===== MATERIAL TO PROCESS =====

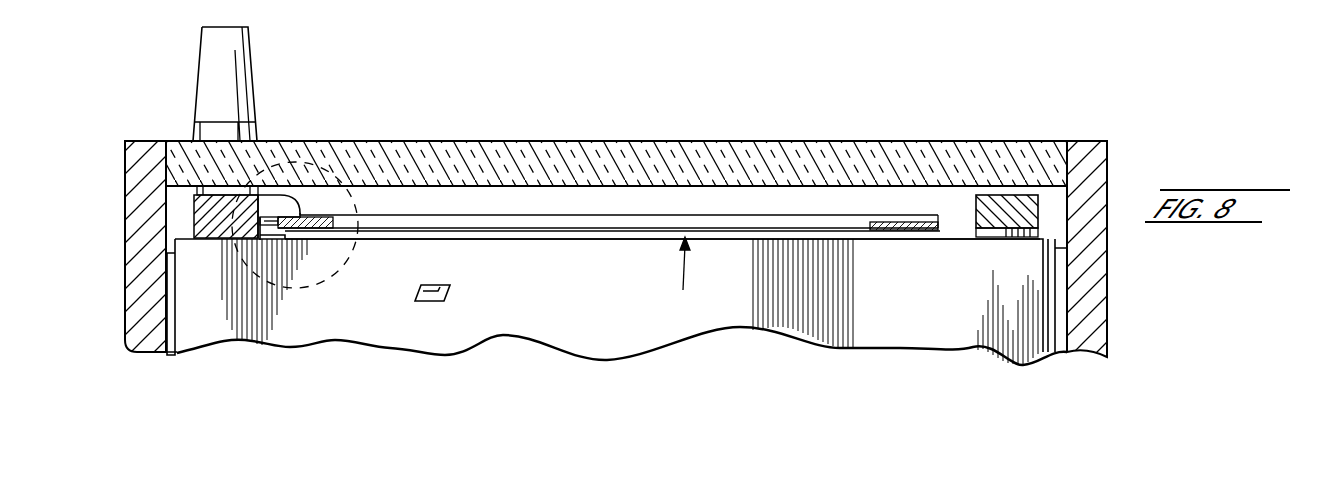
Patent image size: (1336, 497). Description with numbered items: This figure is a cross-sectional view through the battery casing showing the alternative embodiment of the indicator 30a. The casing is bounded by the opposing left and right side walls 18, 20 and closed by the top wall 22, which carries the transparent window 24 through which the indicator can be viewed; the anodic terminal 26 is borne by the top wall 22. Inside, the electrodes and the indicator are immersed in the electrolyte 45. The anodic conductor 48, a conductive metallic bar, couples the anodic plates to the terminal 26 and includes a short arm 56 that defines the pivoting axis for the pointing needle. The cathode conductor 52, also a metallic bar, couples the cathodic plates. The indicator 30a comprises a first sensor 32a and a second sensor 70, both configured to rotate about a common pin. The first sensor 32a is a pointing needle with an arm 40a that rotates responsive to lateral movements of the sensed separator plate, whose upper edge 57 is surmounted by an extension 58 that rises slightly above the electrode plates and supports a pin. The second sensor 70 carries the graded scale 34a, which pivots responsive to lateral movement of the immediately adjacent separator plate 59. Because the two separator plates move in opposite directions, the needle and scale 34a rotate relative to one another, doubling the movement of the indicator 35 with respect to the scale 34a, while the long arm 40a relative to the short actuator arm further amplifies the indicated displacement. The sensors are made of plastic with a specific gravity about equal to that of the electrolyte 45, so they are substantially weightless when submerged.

The left side wall 18 is at (148, 316).
The right side wall 20 is at (1087, 258).
The top wall 22 is at (713, 142).
The transparent window 24 is at (527, 163).
The anodic terminal 26 is at (215, 82).
The indicator 30a is at (977, 112).
The first sensor 32a is at (642, 215).
The graded scale 34a is at (893, 232).
The indicator 35 is at (915, 213).
The arm 40a is at (577, 230).
The electrolyte 45 is at (170, 275).
The anodic conductor 48 is at (205, 215).
The cathode conductor 52 is at (1005, 210).
The short arm 56 is at (274, 200).
The upper edge 57 is at (415, 238).
The extension 58 is at (278, 240).
The separator plate 59 is at (543, 297).
The second sensor 70 is at (683, 281).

=====

**TASK GOAL:** Reproduce every line of all the entries above with each "casing" changed to "housing", keeping everything else the same and omitting the pictures.

**WRITTEN REPLY:**
Patent image size: (1336, 497). Description with numbered items: This figure is a cross-sectional view through the battery housing showing the alternative embodiment of the indicator 30a. The housing is bounded by the opposing left and right side walls 18, 20 and closed by the top wall 22, which carries the transparent window 24 through which the indicator can be viewed; the anodic terminal 26 is borne by the top wall 22. Inside, the electrodes and the indicator are immersed in the electrolyte 45. The anodic conductor 48, a conductive metallic bar, couples the anodic plates to the terminal 26 and includes a short arm 56 that defines the pivoting axis for the pointing needle. The cathode conductor 52, also a metallic bar, couples the cathodic plates. The indicator 30a comprises a first sensor 32a and a second sensor 70, both configured to rotate about a common pin. The first sensor 32a is a pointing needle with an arm 40a that rotates responsive to lateral movements of the sensed separator plate, whose upper edge 57 is surmounted by an extension 58 that rises slightly above the electrode plates and supports a pin. The second sensor 70 carries the graded scale 34a, which pivots responsive to lateral movement of the immediately adjacent separator plate 59. Because the two separator plates move in opposite directions, the needle and scale 34a rotate relative to one another, doubling the movement of the indicator 35 with respect to the scale 34a, while the long arm 40a relative to the short actuator arm further amplifies the indicated displacement. The sensors are made of plastic with a specific gravity about equal to that of the electrolyte 45, so they are substantially weightless when submerged.

The left side wall 18 is at (148, 316).
The right side wall 20 is at (1087, 258).
The top wall 22 is at (713, 142).
The transparent window 24 is at (527, 163).
The anodic terminal 26 is at (215, 82).
The indicator 30a is at (977, 112).
The first sensor 32a is at (642, 215).
The graded scale 34a is at (893, 232).
The indicator 35 is at (915, 213).
The arm 40a is at (577, 230).
The electrolyte 45 is at (170, 275).
The anodic conductor 48 is at (205, 215).
The cathode conductor 52 is at (1005, 210).
The short arm 56 is at (274, 200).
The upper edge 57 is at (415, 238).
The extension 58 is at (278, 240).
The separator plate 59 is at (543, 297).
The second sensor 70 is at (683, 281).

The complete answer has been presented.